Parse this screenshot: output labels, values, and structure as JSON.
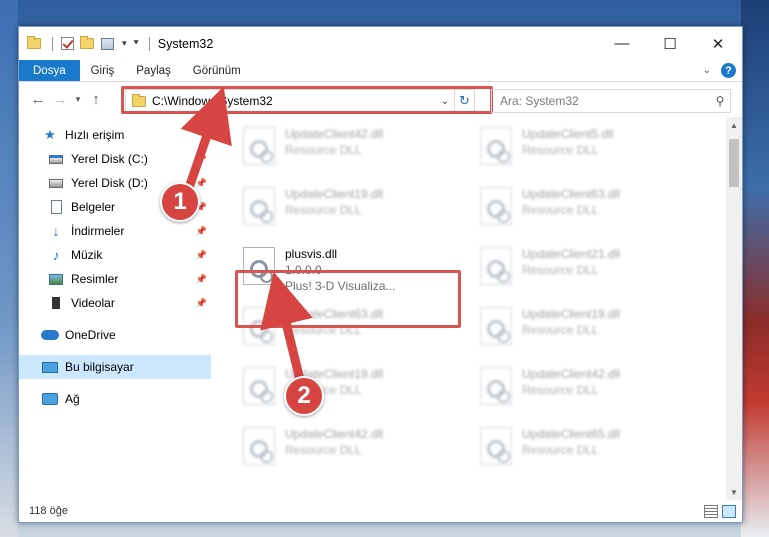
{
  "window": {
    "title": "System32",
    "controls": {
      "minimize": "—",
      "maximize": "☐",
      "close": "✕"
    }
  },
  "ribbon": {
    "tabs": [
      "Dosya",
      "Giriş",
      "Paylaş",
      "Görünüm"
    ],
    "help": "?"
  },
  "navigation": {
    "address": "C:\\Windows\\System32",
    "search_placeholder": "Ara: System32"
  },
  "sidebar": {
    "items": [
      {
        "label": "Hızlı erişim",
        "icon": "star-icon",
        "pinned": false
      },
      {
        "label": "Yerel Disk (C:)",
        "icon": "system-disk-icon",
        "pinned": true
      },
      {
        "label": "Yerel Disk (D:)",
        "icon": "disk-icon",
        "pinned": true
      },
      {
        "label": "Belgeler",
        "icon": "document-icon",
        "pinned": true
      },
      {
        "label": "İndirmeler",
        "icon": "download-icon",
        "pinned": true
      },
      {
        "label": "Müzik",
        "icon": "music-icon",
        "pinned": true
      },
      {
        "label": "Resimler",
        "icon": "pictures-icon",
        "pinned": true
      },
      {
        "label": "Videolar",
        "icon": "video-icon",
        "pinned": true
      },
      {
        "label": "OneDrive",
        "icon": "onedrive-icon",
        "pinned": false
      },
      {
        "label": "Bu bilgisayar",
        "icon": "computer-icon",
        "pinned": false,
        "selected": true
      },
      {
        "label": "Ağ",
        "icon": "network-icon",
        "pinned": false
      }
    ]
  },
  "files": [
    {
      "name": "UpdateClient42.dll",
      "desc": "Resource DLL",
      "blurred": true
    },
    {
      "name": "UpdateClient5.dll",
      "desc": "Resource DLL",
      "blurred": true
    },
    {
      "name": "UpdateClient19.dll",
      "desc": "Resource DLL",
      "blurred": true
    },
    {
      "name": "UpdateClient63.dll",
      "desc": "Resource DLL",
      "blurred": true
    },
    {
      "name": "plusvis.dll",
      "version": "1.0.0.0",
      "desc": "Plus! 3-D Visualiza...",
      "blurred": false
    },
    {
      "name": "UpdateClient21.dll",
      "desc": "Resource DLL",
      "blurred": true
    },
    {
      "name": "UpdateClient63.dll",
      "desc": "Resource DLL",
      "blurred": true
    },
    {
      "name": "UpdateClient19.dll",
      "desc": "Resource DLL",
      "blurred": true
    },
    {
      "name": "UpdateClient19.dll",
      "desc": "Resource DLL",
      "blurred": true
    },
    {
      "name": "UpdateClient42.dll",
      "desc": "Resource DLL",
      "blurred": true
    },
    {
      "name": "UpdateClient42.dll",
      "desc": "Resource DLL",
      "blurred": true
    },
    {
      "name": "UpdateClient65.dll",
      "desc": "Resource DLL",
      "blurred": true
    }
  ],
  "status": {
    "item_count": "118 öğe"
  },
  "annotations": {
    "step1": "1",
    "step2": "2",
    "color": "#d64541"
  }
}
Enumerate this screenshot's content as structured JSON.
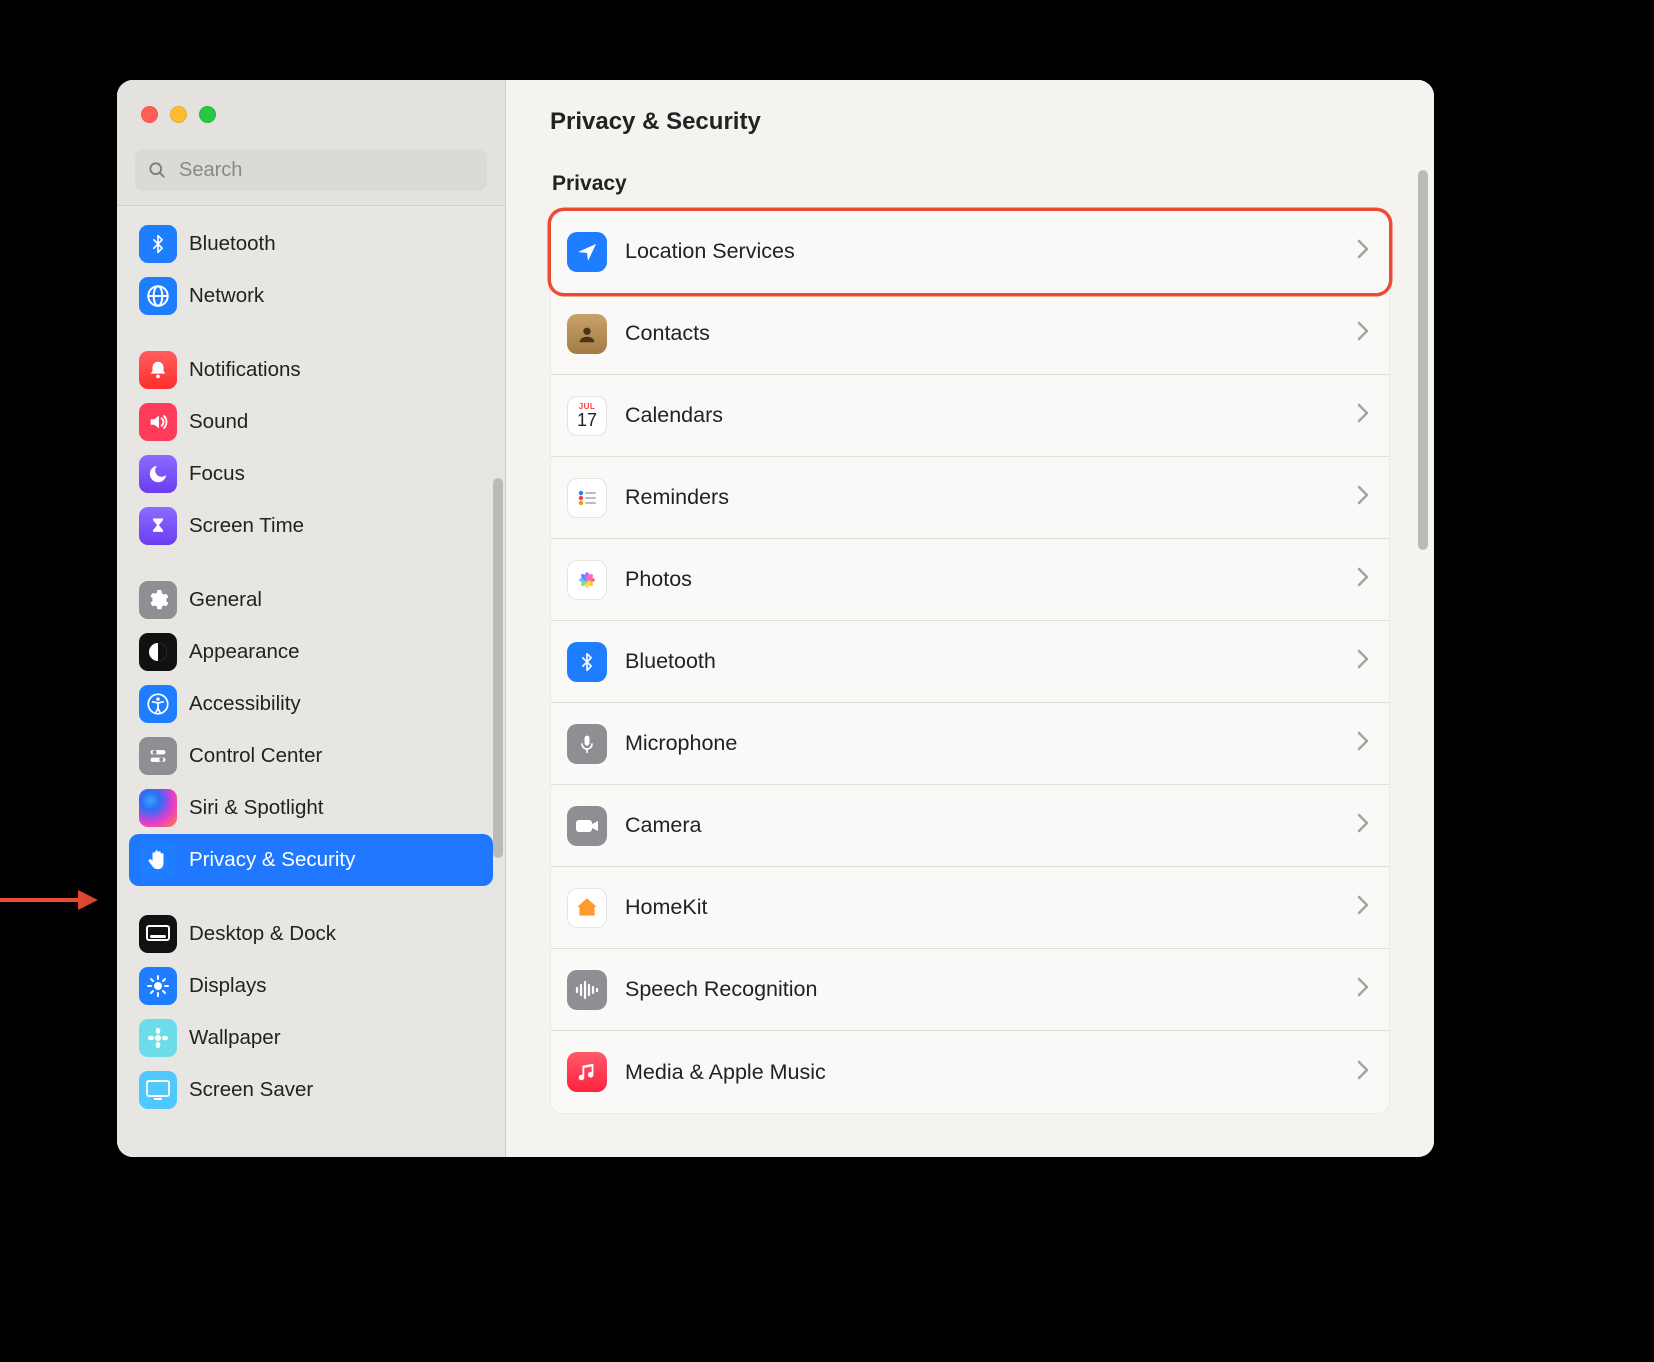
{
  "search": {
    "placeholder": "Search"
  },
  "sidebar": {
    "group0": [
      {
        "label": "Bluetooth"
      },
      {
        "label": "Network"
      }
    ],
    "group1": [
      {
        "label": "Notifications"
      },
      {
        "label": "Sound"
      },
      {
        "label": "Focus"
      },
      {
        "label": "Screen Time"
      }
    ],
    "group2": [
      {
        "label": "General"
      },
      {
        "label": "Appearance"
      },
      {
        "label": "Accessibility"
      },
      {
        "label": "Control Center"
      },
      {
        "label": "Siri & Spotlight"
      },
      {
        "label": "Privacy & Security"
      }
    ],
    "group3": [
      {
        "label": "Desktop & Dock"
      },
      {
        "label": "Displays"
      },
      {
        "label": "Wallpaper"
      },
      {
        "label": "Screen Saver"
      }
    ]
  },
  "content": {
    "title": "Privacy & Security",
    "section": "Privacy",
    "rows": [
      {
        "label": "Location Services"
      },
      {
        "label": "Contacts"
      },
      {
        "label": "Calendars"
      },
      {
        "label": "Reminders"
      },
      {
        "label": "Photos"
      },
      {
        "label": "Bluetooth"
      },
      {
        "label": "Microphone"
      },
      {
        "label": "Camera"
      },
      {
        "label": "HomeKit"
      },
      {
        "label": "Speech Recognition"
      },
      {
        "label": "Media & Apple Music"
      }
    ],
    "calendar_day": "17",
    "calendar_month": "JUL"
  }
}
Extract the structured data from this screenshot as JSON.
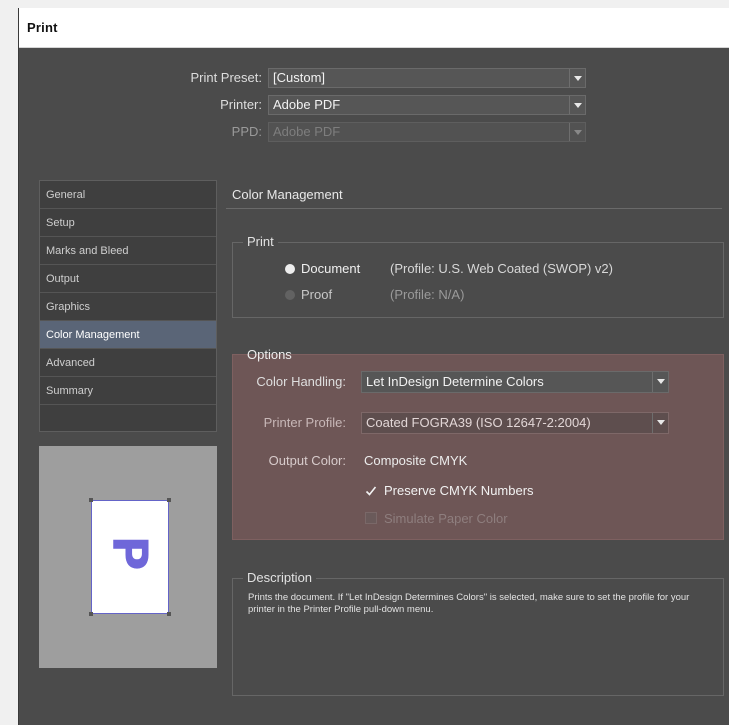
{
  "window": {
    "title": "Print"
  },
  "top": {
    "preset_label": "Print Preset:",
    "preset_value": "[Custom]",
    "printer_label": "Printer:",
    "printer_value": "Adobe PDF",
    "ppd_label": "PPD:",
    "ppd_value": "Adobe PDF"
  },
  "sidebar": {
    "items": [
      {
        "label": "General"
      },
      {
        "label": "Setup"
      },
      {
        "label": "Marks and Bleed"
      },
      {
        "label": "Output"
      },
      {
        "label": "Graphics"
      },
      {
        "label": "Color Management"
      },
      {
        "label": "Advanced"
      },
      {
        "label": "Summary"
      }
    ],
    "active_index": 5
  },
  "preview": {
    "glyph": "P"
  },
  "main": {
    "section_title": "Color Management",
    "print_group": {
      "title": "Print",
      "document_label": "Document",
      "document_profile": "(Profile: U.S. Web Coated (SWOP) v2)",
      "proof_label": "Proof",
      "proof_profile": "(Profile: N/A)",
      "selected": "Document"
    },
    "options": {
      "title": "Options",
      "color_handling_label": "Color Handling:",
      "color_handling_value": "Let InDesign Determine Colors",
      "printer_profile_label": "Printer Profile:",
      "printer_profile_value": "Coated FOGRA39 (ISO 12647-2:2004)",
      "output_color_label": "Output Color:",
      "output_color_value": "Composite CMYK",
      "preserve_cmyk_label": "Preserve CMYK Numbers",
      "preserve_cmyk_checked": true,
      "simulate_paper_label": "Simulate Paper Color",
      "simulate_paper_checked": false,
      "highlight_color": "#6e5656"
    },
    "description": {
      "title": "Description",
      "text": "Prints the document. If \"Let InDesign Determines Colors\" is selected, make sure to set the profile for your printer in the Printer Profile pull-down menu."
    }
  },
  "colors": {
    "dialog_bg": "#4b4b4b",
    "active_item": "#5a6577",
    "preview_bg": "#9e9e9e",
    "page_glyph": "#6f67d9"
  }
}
*****
Task description
From the entries above, copy every line containing the word "Security".

Full output
        "label": "Privacy & Security"
    "title": "Privacy & Security",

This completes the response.